Problem description ->
Every line from the one with "Read out every word on this page." through the final line must be written out exactly, and no other line; omit the pictures.

>> begin

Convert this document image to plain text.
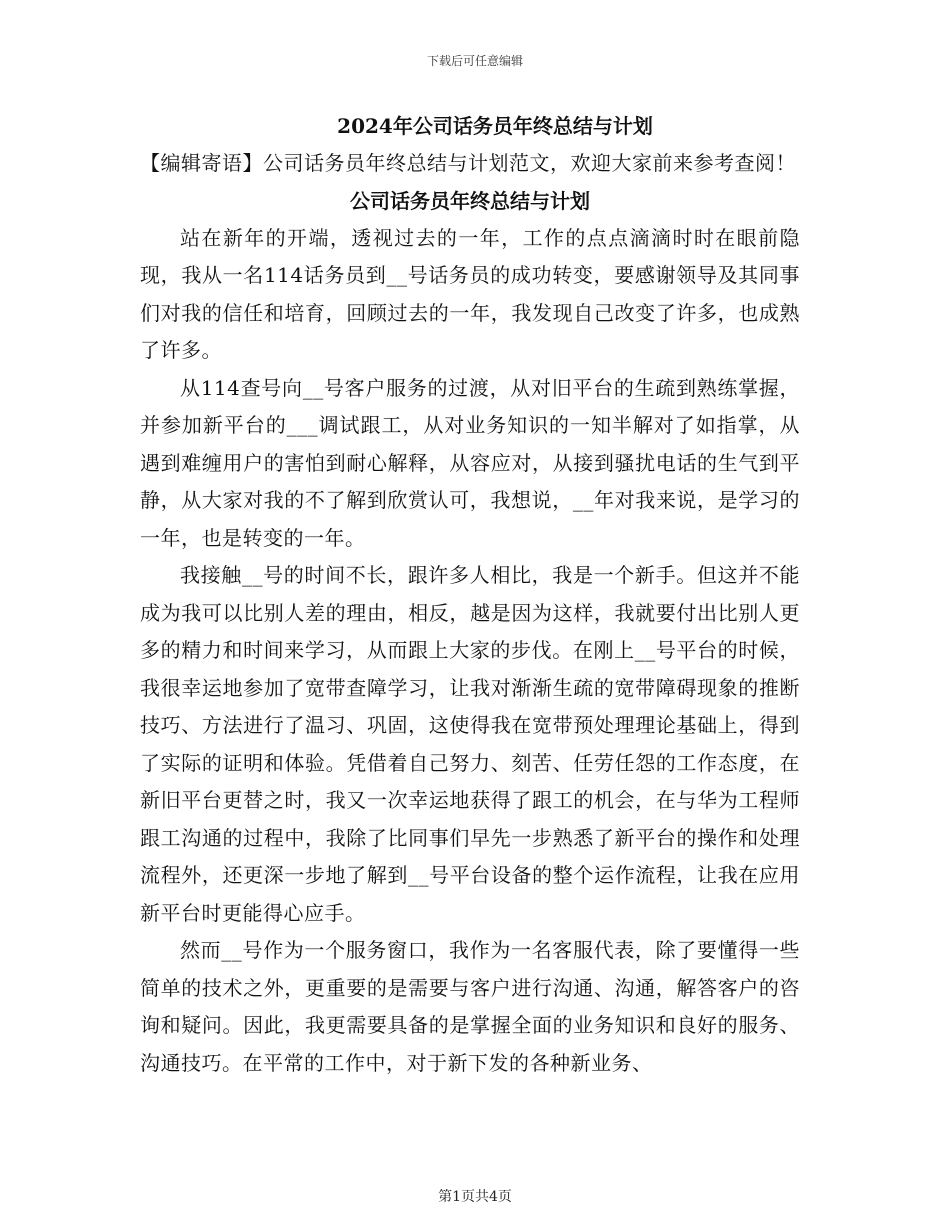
下载后可任意编辑
2024年公司话务员年终总结与计划

【编辑寄语】公司话务员年终总结与计划范文，欢迎大家前来参考查阅！

公司话务员年终总结与计划

站在新年的开端，透视过去的一年，工作的点点滴滴时时在眼前隐现，我从一名114话务员到__号话务员的成功转变，要感谢领导及其同事们对我的信任和培育，回顾过去的一年，我发现自己改变了许多，也成熟了许多。

从114查号向__号客户服务的过渡，从对旧平台的生疏到熟练掌握，并参加新平台的___调试跟工，从对业务知识的一知半解对了如指掌，从遇到难缠用户的害怕到耐心解释，从容应对，从接到骚扰电话的生气到平静，从大家对我的不了解到欣赏认可，我想说，__年对我来说，是学习的一年，也是转变的一年。

我接触__号的时间不长，跟许多人相比，我是一个新手。但这并不能成为我可以比别人差的理由，相反，越是因为这样，我就要付出比别人更多的精力和时间来学习，从而跟上大家的步伐。在刚上__号平台的时候，我很幸运地参加了宽带查障学习，让我对渐渐生疏的宽带障碍现象的推断技巧、方法进行了温习、巩固，这使得我在宽带预处理理论基础上，得到了实际的证明和体验。凭借着自己努力、刻苦、任劳任怨的工作态度，在新旧平台更替之时，我又一次幸运地获得了跟工的机会，在与华为工程师跟工沟通的过程中，我除了比同事们早先一步熟悉了新平台的操作和处理流程外，还更深一步地了解到__号平台设备的整个运作流程，让我在应用新平台时更能得心应手。

然而__号作为一个服务窗口，我作为一名客服代表，除了要懂得一些简单的技术之外，更重要的是需要与客户进行沟通、沟通，解答客户的咨询和疑问。因此，我更需要具备的是掌握全面的业务知识和良好的服务、沟通技巧。在平常的工作中，对于新下发的各种新业务、

第1页共4页
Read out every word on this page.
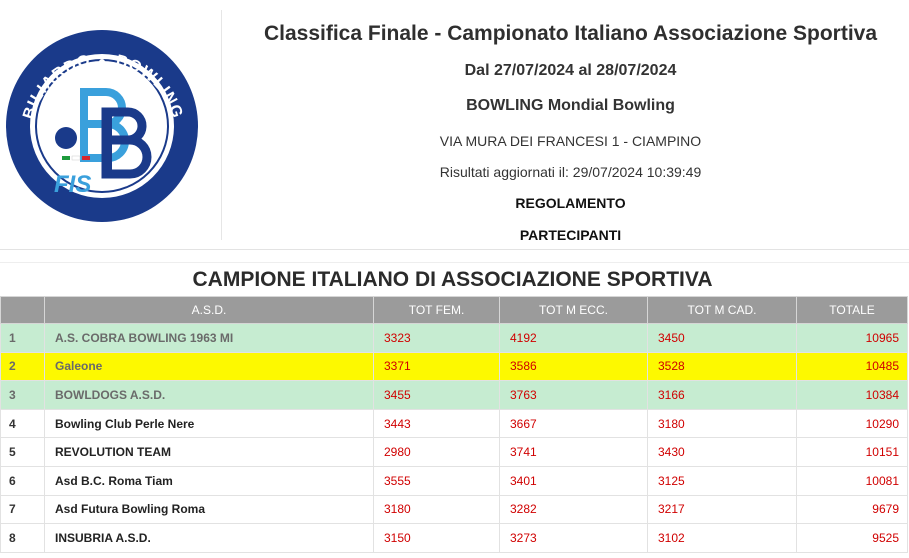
BILIARDO BOWLING
FIS
Classifica Finale - Campionato Italiano Associazione Sportiva
Dal 27/07/2024 al 28/07/2024
BOWLING Mondial Bowling
VIA MURA DEI FRANCESI 1 - CIAMPINO
Risultati aggiornati il: 29/07/2024 10:39:49
REGOLAMENTO
PARTECIPANTI
CAMPIONE ITALIANO DI ASSOCIAZIONE SPORTIVA
	A.S.D.	TOT FEM.	TOT M ECC.	TOT M CAD.	TOTALE
1	A.S. COBRA BOWLING 1963 MI	3323	4192	3450	10965
2	Galeone	3371	3586	3528	10485
3	BOWLDOGS A.S.D.	3455	3763	3166	10384
4	Bowling Club Perle Nere	3443	3667	3180	10290
5	REVOLUTION TEAM	2980	3741	3430	10151
6	Asd B.C. Roma Tiam	3555	3401	3125	10081
7	Asd Futura Bowling Roma	3180	3282	3217	9679
8	INSUBRIA A.S.D.	3150	3273	3102	9525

>> end

Exercise solution ->
Read out every word on this page.
BILIARDO BOWLING
FIS
Classifica Finale - Campionato Italiano Associazione Sportiva
Dal 27/07/2024 al 28/07/2024
BOWLING Mondial Bowling
VIA MURA DEI FRANCESI 1 - CIAMPINO
Risultati aggiornati il: 29/07/2024 10:39:49
REGOLAMENTO
PARTECIPANTI
CAMPIONE ITALIANO DI ASSOCIAZIONE SPORTIVA
	A.S.D.	TOT FEM.	TOT M ECC.	TOT M CAD.	TOTALE
1	A.S. COBRA BOWLING 1963 MI	3323	4192	3450	10965
2	Galeone	3371	3586	3528	10485
3	BOWLDOGS A.S.D.	3455	3763	3166	10384
4	Bowling Club Perle Nere	3443	3667	3180	10290
5	REVOLUTION TEAM	2980	3741	3430	10151
6	Asd B.C. Roma Tiam	3555	3401	3125	10081
7	Asd Futura Bowling Roma	3180	3282	3217	9679
8	INSUBRIA A.S.D.	3150	3273	3102	9525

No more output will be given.